### EXERCISE AIM
Listed below are entries; give the number of lines among them that include "User", and only that number.

### TASK INPUT
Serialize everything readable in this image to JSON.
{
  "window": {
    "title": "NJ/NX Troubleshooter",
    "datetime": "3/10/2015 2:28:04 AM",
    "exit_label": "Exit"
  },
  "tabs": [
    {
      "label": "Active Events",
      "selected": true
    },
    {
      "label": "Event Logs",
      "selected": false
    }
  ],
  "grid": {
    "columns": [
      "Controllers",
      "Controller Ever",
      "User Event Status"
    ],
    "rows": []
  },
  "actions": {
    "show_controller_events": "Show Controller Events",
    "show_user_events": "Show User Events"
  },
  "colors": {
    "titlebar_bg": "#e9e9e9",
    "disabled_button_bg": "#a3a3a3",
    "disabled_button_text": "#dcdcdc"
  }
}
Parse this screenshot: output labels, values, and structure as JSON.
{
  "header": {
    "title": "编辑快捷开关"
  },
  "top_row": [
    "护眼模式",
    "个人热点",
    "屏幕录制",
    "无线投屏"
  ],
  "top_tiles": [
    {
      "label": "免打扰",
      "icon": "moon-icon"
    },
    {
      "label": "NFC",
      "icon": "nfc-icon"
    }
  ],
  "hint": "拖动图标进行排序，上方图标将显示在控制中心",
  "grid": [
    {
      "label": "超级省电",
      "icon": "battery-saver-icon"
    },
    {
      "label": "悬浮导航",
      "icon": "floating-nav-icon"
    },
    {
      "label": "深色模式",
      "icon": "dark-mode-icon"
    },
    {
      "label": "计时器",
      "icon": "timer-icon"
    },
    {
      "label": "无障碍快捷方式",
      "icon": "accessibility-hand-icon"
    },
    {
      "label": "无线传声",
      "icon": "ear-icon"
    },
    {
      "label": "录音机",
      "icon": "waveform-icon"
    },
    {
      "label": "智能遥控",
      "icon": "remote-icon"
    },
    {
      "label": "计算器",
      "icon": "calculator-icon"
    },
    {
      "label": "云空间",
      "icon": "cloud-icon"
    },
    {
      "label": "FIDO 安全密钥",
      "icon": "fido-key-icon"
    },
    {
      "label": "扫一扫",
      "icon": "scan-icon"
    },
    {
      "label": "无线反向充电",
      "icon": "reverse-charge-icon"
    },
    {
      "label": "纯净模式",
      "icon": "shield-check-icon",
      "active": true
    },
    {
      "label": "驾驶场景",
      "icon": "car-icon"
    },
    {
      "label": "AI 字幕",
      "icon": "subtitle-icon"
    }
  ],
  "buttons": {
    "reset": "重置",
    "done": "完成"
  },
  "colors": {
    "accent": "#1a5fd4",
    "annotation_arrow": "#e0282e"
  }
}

### EXERCISE RESULT
2